■ Exercise aim: Every record below should be printed exactly as given.

■ Records shown:

▬▬▬

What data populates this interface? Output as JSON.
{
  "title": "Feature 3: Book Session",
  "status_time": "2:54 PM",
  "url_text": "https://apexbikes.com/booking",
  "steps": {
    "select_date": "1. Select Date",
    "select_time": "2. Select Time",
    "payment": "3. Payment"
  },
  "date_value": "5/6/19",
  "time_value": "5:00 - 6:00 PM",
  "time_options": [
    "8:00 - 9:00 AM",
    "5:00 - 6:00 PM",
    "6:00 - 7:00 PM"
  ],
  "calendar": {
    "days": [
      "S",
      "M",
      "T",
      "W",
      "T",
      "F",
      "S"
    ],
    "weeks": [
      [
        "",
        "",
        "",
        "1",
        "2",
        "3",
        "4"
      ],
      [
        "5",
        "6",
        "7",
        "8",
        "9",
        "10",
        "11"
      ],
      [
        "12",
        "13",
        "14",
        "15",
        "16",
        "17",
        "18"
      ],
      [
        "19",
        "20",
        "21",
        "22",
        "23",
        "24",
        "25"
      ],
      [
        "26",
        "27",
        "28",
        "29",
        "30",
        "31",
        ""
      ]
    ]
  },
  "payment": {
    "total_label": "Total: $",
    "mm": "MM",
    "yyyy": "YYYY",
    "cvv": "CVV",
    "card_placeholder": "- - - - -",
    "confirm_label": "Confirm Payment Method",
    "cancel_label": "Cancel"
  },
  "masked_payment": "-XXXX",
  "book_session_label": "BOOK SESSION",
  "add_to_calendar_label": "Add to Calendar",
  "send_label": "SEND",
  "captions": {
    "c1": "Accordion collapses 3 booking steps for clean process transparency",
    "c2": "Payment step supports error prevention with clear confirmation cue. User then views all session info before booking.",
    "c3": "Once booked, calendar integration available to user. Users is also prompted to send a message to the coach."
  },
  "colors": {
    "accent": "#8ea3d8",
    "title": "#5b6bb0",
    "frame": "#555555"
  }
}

▬▬▬

■ Full response:
What data populates this interface? Output as JSON.
{
  "title": "Feature 3: Book Session",
  "status_time": "2:54 PM",
  "url_text": "https://apexbikes.com/booking",
  "steps": {
    "select_date": "1. Select Date",
    "select_time": "2. Select Time",
    "payment": "3. Payment"
  },
  "date_value": "5/6/19",
  "time_value": "5:00 - 6:00 PM",
  "time_options": [
    "8:00 - 9:00 AM",
    "5:00 - 6:00 PM",
    "6:00 - 7:00 PM"
  ],
  "calendar": {
    "days": [
      "S",
      "M",
      "T",
      "W",
      "T",
      "F",
      "S"
    ],
    "weeks": [
      [
        "",
        "",
        "",
        "1",
        "2",
        "3",
        "4"
      ],
      [
        "5",
        "6",
        "7",
        "8",
        "9",
        "10",
        "11"
      ],
      [
        "12",
        "13",
        "14",
        "15",
        "16",
        "17",
        "18"
      ],
      [
        "19",
        "20",
        "21",
        "22",
        "23",
        "24",
        "25"
      ],
      [
        "26",
        "27",
        "28",
        "29",
        "30",
        "31",
        ""
      ]
    ]
  },
  "payment": {
    "total_label": "Total: $",
    "mm": "MM",
    "yyyy": "YYYY",
    "cvv": "CVV",
    "card_placeholder": "- - - - -",
    "confirm_label": "Confirm Payment Method",
    "cancel_label": "Cancel"
  },
  "masked_payment": "-XXXX",
  "book_session_label": "BOOK SESSION",
  "add_to_calendar_label": "Add to Calendar",
  "send_label": "SEND",
  "captions": {
    "c1": "Accordion collapses 3 booking steps for clean process transparency",
    "c2": "Payment step supports error prevention with clear confirmation cue. User then views all session info before booking.",
    "c3": "Once booked, calendar integration available to user. Users is also prompted to send a message to the coach."
  },
  "colors": {
    "accent": "#8ea3d8",
    "title": "#5b6bb0",
    "frame": "#555555"
  }
}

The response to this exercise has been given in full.